▶ _Written problem_: Wherever the string "intensity" appears in the listing, copy that line.
═════ Given data ═════
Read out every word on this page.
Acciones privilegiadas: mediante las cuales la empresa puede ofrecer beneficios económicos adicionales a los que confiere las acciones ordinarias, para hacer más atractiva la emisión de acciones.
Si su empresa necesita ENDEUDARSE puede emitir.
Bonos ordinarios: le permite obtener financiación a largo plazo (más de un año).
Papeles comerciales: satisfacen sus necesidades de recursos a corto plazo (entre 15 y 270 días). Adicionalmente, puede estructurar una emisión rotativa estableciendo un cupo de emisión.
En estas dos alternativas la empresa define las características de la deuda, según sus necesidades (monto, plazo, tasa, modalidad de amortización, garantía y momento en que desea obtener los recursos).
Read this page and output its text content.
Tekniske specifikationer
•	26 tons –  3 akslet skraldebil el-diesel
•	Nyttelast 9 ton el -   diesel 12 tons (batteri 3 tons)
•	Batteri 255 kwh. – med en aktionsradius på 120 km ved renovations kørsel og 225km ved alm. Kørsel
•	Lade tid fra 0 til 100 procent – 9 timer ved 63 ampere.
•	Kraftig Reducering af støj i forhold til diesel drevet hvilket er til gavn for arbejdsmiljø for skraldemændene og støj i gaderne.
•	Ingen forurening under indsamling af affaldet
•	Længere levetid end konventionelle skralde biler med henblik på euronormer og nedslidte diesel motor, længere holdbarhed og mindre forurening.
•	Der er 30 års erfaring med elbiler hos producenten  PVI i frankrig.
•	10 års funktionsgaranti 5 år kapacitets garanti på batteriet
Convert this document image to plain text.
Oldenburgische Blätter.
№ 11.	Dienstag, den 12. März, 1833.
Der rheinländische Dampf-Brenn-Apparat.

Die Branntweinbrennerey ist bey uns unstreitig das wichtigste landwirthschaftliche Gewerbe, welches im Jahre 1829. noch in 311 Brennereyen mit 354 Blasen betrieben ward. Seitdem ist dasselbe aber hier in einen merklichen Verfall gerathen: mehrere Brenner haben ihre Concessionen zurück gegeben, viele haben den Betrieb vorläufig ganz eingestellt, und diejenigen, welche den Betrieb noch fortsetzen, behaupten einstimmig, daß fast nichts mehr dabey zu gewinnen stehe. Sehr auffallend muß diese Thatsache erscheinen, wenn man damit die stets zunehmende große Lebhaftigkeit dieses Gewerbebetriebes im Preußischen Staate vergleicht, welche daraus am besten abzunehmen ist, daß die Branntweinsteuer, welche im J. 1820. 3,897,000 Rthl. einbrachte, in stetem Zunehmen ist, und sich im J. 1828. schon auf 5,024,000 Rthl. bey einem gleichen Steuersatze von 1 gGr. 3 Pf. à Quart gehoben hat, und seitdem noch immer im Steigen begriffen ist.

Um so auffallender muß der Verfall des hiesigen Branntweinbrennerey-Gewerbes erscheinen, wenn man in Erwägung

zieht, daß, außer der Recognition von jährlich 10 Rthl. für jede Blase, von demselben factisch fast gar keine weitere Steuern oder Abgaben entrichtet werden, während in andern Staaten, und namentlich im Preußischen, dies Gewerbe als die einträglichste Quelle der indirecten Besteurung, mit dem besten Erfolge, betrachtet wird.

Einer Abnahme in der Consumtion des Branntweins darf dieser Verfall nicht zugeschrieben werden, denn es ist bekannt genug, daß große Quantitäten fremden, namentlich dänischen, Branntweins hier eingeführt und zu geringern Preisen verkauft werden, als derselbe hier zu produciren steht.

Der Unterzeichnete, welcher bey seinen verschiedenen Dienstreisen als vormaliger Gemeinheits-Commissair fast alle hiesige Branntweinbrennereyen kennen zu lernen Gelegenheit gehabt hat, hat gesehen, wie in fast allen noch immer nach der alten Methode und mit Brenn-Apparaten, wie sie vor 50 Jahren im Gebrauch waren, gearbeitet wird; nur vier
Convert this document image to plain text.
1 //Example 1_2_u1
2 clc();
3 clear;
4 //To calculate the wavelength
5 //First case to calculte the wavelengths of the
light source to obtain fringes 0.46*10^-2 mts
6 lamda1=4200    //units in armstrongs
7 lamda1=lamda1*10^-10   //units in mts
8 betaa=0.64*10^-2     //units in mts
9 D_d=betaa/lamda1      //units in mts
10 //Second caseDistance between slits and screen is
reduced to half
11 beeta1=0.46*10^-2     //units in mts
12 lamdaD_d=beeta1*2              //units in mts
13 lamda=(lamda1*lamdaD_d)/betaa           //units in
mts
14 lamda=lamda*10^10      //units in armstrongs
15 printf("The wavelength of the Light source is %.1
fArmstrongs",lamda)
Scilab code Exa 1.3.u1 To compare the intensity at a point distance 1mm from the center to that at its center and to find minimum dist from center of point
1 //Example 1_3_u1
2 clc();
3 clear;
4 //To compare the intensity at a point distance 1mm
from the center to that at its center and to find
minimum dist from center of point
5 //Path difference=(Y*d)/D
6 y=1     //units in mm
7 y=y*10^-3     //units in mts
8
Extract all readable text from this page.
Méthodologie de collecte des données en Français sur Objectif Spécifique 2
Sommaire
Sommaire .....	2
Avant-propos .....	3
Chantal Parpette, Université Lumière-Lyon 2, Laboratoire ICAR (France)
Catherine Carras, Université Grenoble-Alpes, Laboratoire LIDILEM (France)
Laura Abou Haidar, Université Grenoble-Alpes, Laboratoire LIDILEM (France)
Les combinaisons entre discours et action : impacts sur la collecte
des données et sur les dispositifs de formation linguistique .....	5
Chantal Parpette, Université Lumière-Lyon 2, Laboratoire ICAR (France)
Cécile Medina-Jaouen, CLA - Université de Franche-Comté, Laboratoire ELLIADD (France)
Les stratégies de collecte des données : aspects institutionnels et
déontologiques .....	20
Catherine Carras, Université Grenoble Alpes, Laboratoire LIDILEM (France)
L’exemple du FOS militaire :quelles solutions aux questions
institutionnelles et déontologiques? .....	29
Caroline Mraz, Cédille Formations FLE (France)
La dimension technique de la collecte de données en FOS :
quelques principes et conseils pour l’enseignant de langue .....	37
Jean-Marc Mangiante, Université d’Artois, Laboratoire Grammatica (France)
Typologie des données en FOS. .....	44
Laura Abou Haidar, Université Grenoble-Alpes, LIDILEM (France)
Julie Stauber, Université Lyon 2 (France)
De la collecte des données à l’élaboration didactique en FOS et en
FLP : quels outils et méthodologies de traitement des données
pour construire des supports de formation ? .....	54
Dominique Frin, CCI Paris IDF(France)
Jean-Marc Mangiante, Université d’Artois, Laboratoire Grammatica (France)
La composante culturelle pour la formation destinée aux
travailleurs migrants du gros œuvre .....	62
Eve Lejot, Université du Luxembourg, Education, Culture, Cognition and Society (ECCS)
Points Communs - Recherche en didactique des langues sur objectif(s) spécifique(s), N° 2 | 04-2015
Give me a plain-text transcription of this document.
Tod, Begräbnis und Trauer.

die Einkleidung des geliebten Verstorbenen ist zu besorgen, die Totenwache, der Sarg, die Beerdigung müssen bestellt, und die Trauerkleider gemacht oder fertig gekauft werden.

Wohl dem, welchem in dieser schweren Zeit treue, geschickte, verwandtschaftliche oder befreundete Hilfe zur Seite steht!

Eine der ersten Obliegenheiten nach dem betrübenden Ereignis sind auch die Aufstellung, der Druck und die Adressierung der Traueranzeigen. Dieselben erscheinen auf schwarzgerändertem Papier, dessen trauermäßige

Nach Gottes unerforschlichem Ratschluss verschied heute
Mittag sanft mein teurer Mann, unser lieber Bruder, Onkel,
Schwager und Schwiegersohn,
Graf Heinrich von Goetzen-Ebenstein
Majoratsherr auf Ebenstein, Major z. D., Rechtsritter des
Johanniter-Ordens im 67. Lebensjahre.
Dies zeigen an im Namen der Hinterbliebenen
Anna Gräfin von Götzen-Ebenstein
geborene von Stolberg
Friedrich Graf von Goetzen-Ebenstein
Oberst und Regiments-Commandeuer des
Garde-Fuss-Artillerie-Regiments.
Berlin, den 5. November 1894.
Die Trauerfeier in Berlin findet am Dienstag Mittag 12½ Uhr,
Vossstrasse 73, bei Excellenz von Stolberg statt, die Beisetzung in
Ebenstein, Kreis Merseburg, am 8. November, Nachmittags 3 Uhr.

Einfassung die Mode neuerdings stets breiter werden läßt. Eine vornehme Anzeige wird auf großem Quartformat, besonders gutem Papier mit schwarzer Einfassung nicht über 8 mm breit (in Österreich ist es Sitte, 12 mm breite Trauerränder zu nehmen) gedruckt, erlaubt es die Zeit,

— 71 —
═════
▶ _Task solution_:
Scilab code Exa 1.3.u1 To compare the intensity at a point distance 1mm from the center to that at its center and to find minimum dist from center of point
4 //To compare the intensity at a point distance 1mm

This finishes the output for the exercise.